** START OF Records for this task **

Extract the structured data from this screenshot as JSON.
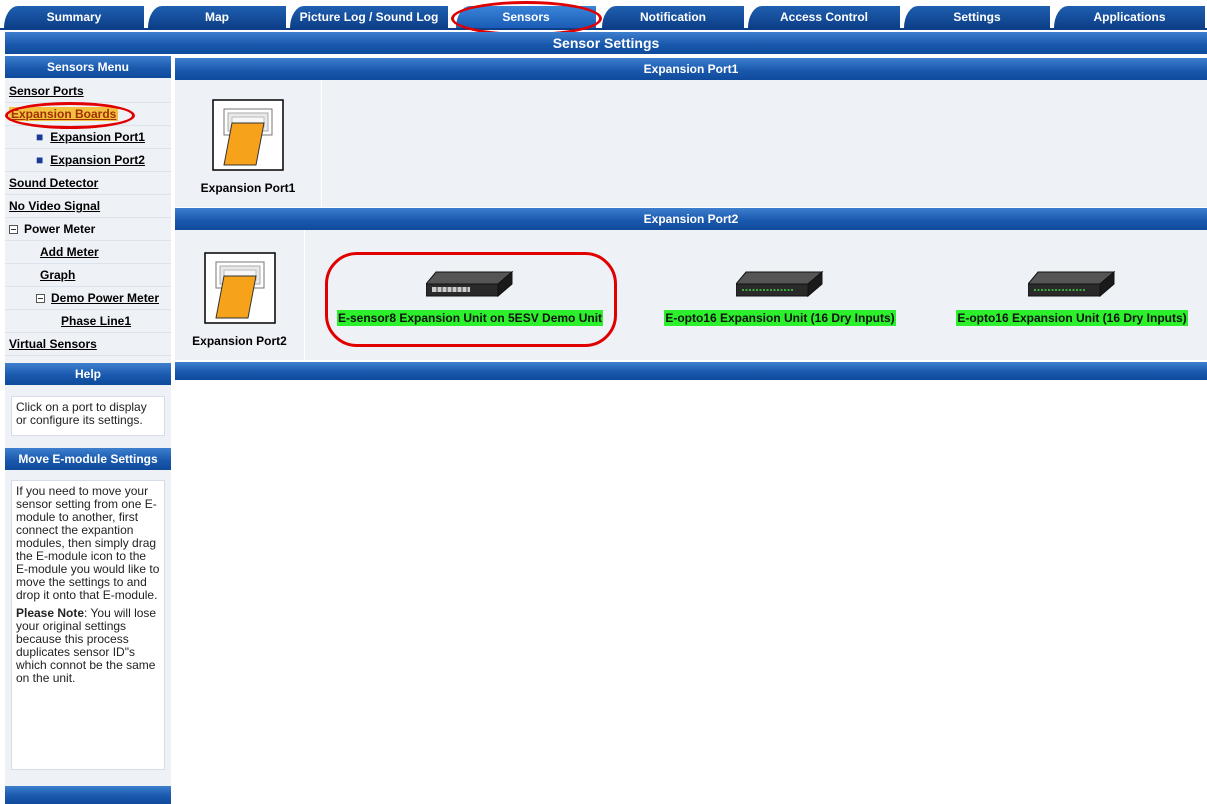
{
  "tabs": [
    {
      "label": "Summary"
    },
    {
      "label": "Map"
    },
    {
      "label": "Picture Log / Sound Log"
    },
    {
      "label": "Sensors"
    },
    {
      "label": "Notification"
    },
    {
      "label": "Access Control"
    },
    {
      "label": "Settings"
    },
    {
      "label": "Applications"
    }
  ],
  "active_tab": "Sensors",
  "page_title": "Sensor Settings",
  "sidebar": {
    "menu_title": "Sensors Menu",
    "items": [
      {
        "label": "Sensor Ports"
      },
      {
        "label": "Expansion Boards"
      },
      {
        "label": "Expansion Port1"
      },
      {
        "label": "Expansion Port2"
      },
      {
        "label": "Sound Detector"
      },
      {
        "label": "No Video Signal"
      },
      {
        "label": "Power Meter"
      },
      {
        "label": "Add Meter"
      },
      {
        "label": "Graph"
      },
      {
        "label": "Demo Power Meter"
      },
      {
        "label": "Phase Line1"
      },
      {
        "label": "Virtual Sensors"
      }
    ],
    "help_title": "Help",
    "help_text": "Click on a port to display or configure its settings.",
    "move_title": "Move E-module Settings",
    "move_text": "If you need to move your sensor setting from one E-module to another, first connect the expantion modules, then simply drag the E-module icon to the E-module you would like to move the settings to and drop it onto that E-module.",
    "note_label": "Please Note",
    "note_text": ": You will lose your original settings because this process duplicates sensor ID\"s which connot be the same on the unit."
  },
  "port1": {
    "title": "Expansion Port1",
    "port_label": "Expansion Port1"
  },
  "port2": {
    "title": "Expansion Port2",
    "port_label": "Expansion Port2",
    "units": [
      {
        "label": "E-sensor8 Expansion Unit on 5ESV Demo Unit"
      },
      {
        "label": "E-opto16 Expansion Unit (16 Dry Inputs)"
      },
      {
        "label": "E-opto16 Expansion Unit (16 Dry Inputs)"
      }
    ]
  },
  "colors": {
    "tab_blue": "#0c3f88",
    "bar_blue": "#1a59ad",
    "highlight_red": "#e00000",
    "unit_label_green": "#2cf02c",
    "panel_bg": "#eef2f7"
  },
  "icons": [
    "expansion-port-icon",
    "expansion-unit-icon",
    "minus-box-icon"
  ]
}
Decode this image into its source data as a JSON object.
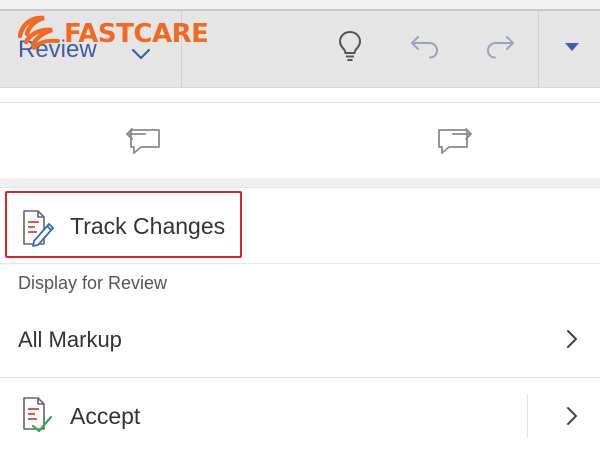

** END OF Records for this task **

◆ **Stated exercise**
Reproduce all of the data exactly, omitting each picture it holds.

◆ **Output for this exercise**
Extract the structured data from this screenshot as JSON.
{
  "tabs": [
    {
      "label": "Summary"
    },
    {
      "label": "Map"
    },
    {
      "label": "Picture Log / Sound Log"
    },
    {
      "label": "Sensors"
    },
    {
      "label": "Notification"
    },
    {
      "label": "Access Control"
    },
    {
      "label": "Settings"
    },
    {
      "label": "Applications"
    }
  ],
  "active_tab": "Sensors",
  "page_title": "Sensor Settings",
  "sidebar": {
    "menu_title": "Sensors Menu",
    "items": [
      {
        "label": "Sensor Ports"
      },
      {
        "label": "Expansion Boards"
      },
      {
        "label": "Expansion Port1"
      },
      {
        "label": "Expansion Port2"
      },
      {
        "label": "Sound Detector"
      },
      {
        "label": "No Video Signal"
      },
      {
        "label": "Power Meter"
      },
      {
        "label": "Add Meter"
      },
      {
        "label": "Graph"
      },
      {
        "label": "Demo Power Meter"
      },
      {
        "label": "Phase Line1"
      },
      {
        "label": "Virtual Sensors"
      }
    ],
    "help_title": "Help",
    "help_text": "Click on a port to display or configure its settings.",
    "move_title": "Move E-module Settings",
    "move_text": "If you need to move your sensor setting from one E-module to another, first connect the expantion modules, then simply drag the E-module icon to the E-module you would like to move the settings to and drop it onto that E-module.",
    "note_label": "Please Note",
    "note_text": ": You will lose your original settings because this process duplicates sensor ID\"s which connot be the same on the unit."
  },
  "port1": {
    "title": "Expansion Port1",
    "port_label": "Expansion Port1"
  },
  "port2": {
    "title": "Expansion Port2",
    "port_label": "Expansion Port2",
    "units": [
      {
        "label": "E-sensor8 Expansion Unit on 5ESV Demo Unit"
      },
      {
        "label": "E-opto16 Expansion Unit (16 Dry Inputs)"
      },
      {
        "label": "E-opto16 Expansion Unit (16 Dry Inputs)"
      }
    ]
  },
  "colors": {
    "tab_blue": "#0c3f88",
    "bar_blue": "#1a59ad",
    "highlight_red": "#e00000",
    "unit_label_green": "#2cf02c",
    "panel_bg": "#eef2f7"
  },
  "icons": [
    "expansion-port-icon",
    "expansion-unit-icon",
    "minus-box-icon"
  ]
}
Decode this image into its source data as a JSON object.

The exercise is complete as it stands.